» **What is expected**
Omit all images. Transcribe the rest of the material below exactly.

» **Task inputs**
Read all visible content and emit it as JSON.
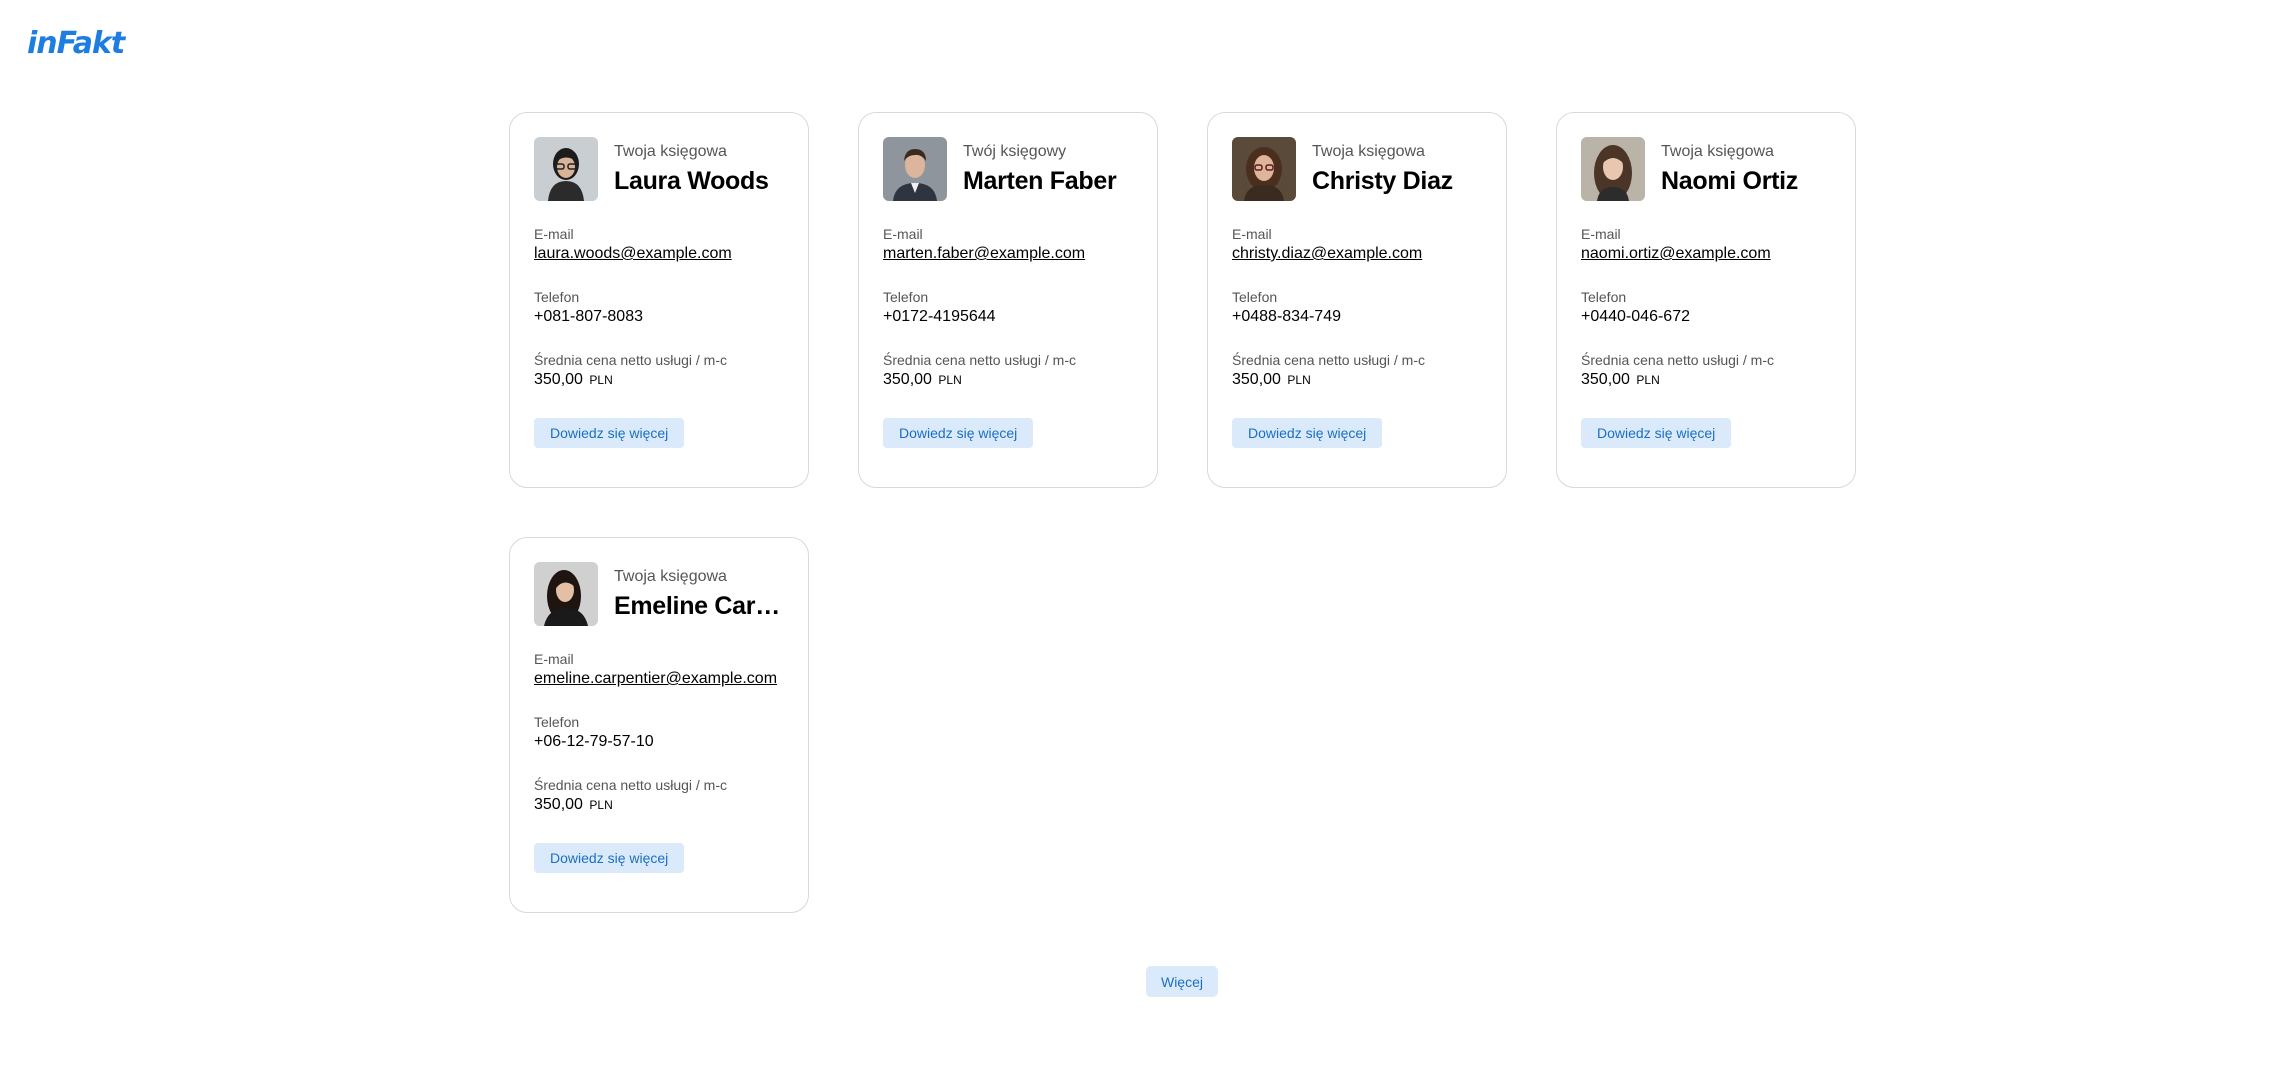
{
  "app": {
    "logo_text": "inFakt",
    "brand_color": "#1e7de0",
    "button_bg": "#dbeafa"
  },
  "cards": [
    {
      "role": "Twoja księgowa",
      "name": "Laura Woods",
      "email_label": "E-mail",
      "email": "laura.woods@example.com",
      "phone_label": "Telefon",
      "phone": "+081-807-8083",
      "price_label": "Średnia cena netto usługi / m-c",
      "price": "350,00",
      "currency": "PLN",
      "button": "Dowiedz się więcej"
    },
    {
      "role": "Twój księgowy",
      "name": "Marten Faber",
      "email_label": "E-mail",
      "email": "marten.faber@example.com",
      "phone_label": "Telefon",
      "phone": "+0172-4195644",
      "price_label": "Średnia cena netto usługi / m-c",
      "price": "350,00",
      "currency": "PLN",
      "button": "Dowiedz się więcej"
    },
    {
      "role": "Twoja księgowa",
      "name": "Christy Diaz",
      "email_label": "E-mail",
      "email": "christy.diaz@example.com",
      "phone_label": "Telefon",
      "phone": "+0488-834-749",
      "price_label": "Średnia cena netto usługi / m-c",
      "price": "350,00",
      "currency": "PLN",
      "button": "Dowiedz się więcej"
    },
    {
      "role": "Twoja księgowa",
      "name": "Naomi Ortiz",
      "email_label": "E-mail",
      "email": "naomi.ortiz@example.com",
      "phone_label": "Telefon",
      "phone": "+0440-046-672",
      "price_label": "Średnia cena netto usługi / m-c",
      "price": "350,00",
      "currency": "PLN",
      "button": "Dowiedz się więcej"
    },
    {
      "role": "Twoja księgowa",
      "name": "Emeline Carpentier",
      "email_label": "E-mail",
      "email": "emeline.carpentier@example.com",
      "phone_label": "Telefon",
      "phone": "+06-12-79-57-10",
      "price_label": "Średnia cena netto usługi / m-c",
      "price": "350,00",
      "currency": "PLN",
      "button": "Dowiedz się więcej"
    }
  ],
  "more_button": "Więcej"
}
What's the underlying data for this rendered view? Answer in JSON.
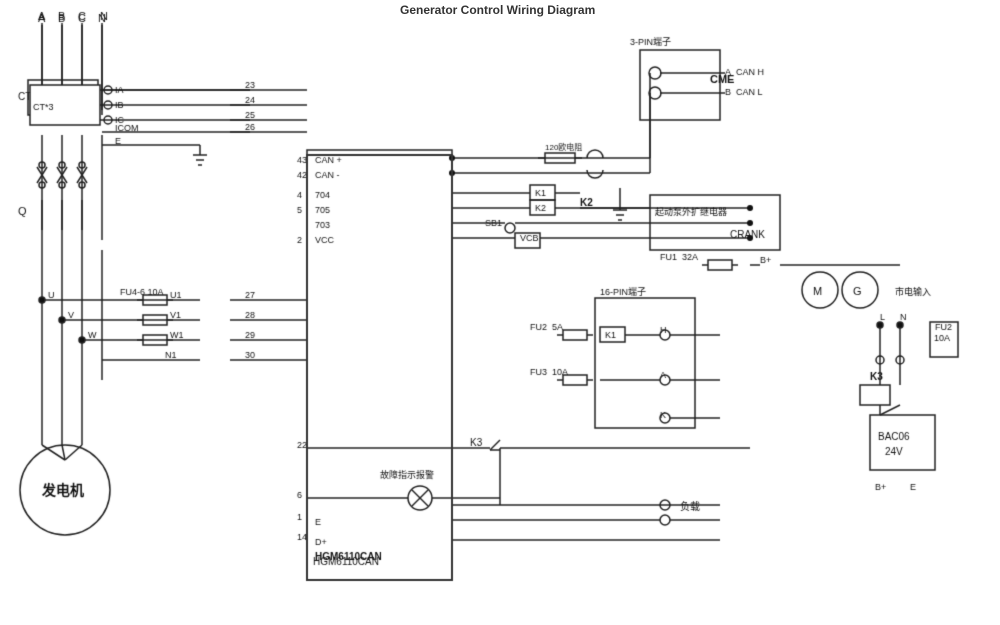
{
  "title": "Generator Control Wiring Diagram",
  "labels": {
    "phase_a": "A",
    "phase_b": "B",
    "phase_c": "C",
    "phase_n": "N",
    "ct": "CT*3",
    "ia": "IA",
    "ib": "IB",
    "ic": "IC",
    "icom": "ICOM",
    "e": "E",
    "q": "Q",
    "fu4_6": "FU4-6 10A",
    "u": "U",
    "v": "V",
    "w": "W",
    "u1": "U1",
    "v1": "V1",
    "w1": "W1",
    "n1": "N1",
    "pin27": "27",
    "pin28": "28",
    "pin29": "29",
    "pin30": "30",
    "pin23": "23",
    "pin24": "24",
    "pin25": "25",
    "pin26": "26",
    "generator": "发电机",
    "hgm": "HGM6110CAN",
    "can_plus": "CAN +",
    "can_minus": "CAN -",
    "pin43": "43",
    "pin42": "42",
    "pin4": "4",
    "pin5": "5",
    "pin2": "2",
    "pin22": "22",
    "pin6": "6",
    "pin1": "1",
    "pin14": "14",
    "pin703": "703",
    "pin704": "704",
    "pin705": "705",
    "vcc": "VCC",
    "dplus": "D+",
    "k1": "K1",
    "k2": "K2",
    "k3": "K3",
    "sb1": "SB1",
    "vcb": "VCB",
    "fu1": "FU1  32A",
    "fu2": "FU2  5A",
    "fu3": "FU3  10A",
    "bplus": "B+",
    "three_pin": "3-PIN端子",
    "sixteen_pin": "16-PIN端子",
    "can_h": "A  CAN H",
    "can_l": "B  CAN L",
    "r120": "120欧电阻",
    "expand": "起动泵外扩继电器",
    "crank": "CRANK",
    "h_pin": "H",
    "a_pin": "A",
    "k_pin": "K",
    "load": "负载",
    "fault": "故障指示报警",
    "bac06": "BAC06\n24V",
    "city_input": "市电输入",
    "city_l": "L",
    "city_n": "N",
    "city_fu": "FU2\n10A",
    "k3_right": "K3",
    "bplus_right": "B+",
    "e_right": "E",
    "motor_icon": "M",
    "gen_icon": "G",
    "cme": "CME"
  }
}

» **Reply to the exercise**
Read all visible content and emit it as JSON.
{
  "app": {
    "logo_text": "inFakt",
    "brand_color": "#1e7de0",
    "button_bg": "#dbeafa"
  },
  "cards": [
    {
      "role": "Twoja księgowa",
      "name": "Laura Woods",
      "email_label": "E-mail",
      "email": "laura.woods@example.com",
      "phone_label": "Telefon",
      "phone": "+081-807-8083",
      "price_label": "Średnia cena netto usługi / m-c",
      "price": "350,00",
      "currency": "PLN",
      "button": "Dowiedz się więcej"
    },
    {
      "role": "Twój księgowy",
      "name": "Marten Faber",
      "email_label": "E-mail",
      "email": "marten.faber@example.com",
      "phone_label": "Telefon",
      "phone": "+0172-4195644",
      "price_label": "Średnia cena netto usługi / m-c",
      "price": "350,00",
      "currency": "PLN",
      "button": "Dowiedz się więcej"
    },
    {
      "role": "Twoja księgowa",
      "name": "Christy Diaz",
      "email_label": "E-mail",
      "email": "christy.diaz@example.com",
      "phone_label": "Telefon",
      "phone": "+0488-834-749",
      "price_label": "Średnia cena netto usługi / m-c",
      "price": "350,00",
      "currency": "PLN",
      "button": "Dowiedz się więcej"
    },
    {
      "role": "Twoja księgowa",
      "name": "Naomi Ortiz",
      "email_label": "E-mail",
      "email": "naomi.ortiz@example.com",
      "phone_label": "Telefon",
      "phone": "+0440-046-672",
      "price_label": "Średnia cena netto usługi / m-c",
      "price": "350,00",
      "currency": "PLN",
      "button": "Dowiedz się więcej"
    },
    {
      "role": "Twoja księgowa",
      "name": "Emeline Carpentier",
      "email_label": "E-mail",
      "email": "emeline.carpentier@example.com",
      "phone_label": "Telefon",
      "phone": "+06-12-79-57-10",
      "price_label": "Średnia cena netto usługi / m-c",
      "price": "350,00",
      "currency": "PLN",
      "button": "Dowiedz się więcej"
    }
  ],
  "more_button": "Więcej"
}
What's the underlying data for this rendered view? Answer in JSON.
{
  "title": "Generator Control Wiring Diagram",
  "labels": {
    "phase_a": "A",
    "phase_b": "B",
    "phase_c": "C",
    "phase_n": "N",
    "ct": "CT*3",
    "ia": "IA",
    "ib": "IB",
    "ic": "IC",
    "icom": "ICOM",
    "e": "E",
    "q": "Q",
    "fu4_6": "FU4-6 10A",
    "u": "U",
    "v": "V",
    "w": "W",
    "u1": "U1",
    "v1": "V1",
    "w1": "W1",
    "n1": "N1",
    "pin27": "27",
    "pin28": "28",
    "pin29": "29",
    "pin30": "30",
    "pin23": "23",
    "pin24": "24",
    "pin25": "25",
    "pin26": "26",
    "generator": "发电机",
    "hgm": "HGM6110CAN",
    "can_plus": "CAN +",
    "can_minus": "CAN -",
    "pin43": "43",
    "pin42": "42",
    "pin4": "4",
    "pin5": "5",
    "pin2": "2",
    "pin22": "22",
    "pin6": "6",
    "pin1": "1",
    "pin14": "14",
    "pin703": "703",
    "pin704": "704",
    "pin705": "705",
    "vcc": "VCC",
    "dplus": "D+",
    "k1": "K1",
    "k2": "K2",
    "k3": "K3",
    "sb1": "SB1",
    "vcb": "VCB",
    "fu1": "FU1  32A",
    "fu2": "FU2  5A",
    "fu3": "FU3  10A",
    "bplus": "B+",
    "three_pin": "3-PIN端子",
    "sixteen_pin": "16-PIN端子",
    "can_h": "A  CAN H",
    "can_l": "B  CAN L",
    "r120": "120欧电阻",
    "expand": "起动泵外扩继电器",
    "crank": "CRANK",
    "h_pin": "H",
    "a_pin": "A",
    "k_pin": "K",
    "load": "负载",
    "fault": "故障指示报警",
    "bac06": "BAC06\n24V",
    "city_input": "市电输入",
    "city_l": "L",
    "city_n": "N",
    "city_fu": "FU2\n10A",
    "k3_right": "K3",
    "bplus_right": "B+",
    "e_right": "E",
    "motor_icon": "M",
    "gen_icon": "G",
    "cme": "CME"
  }
}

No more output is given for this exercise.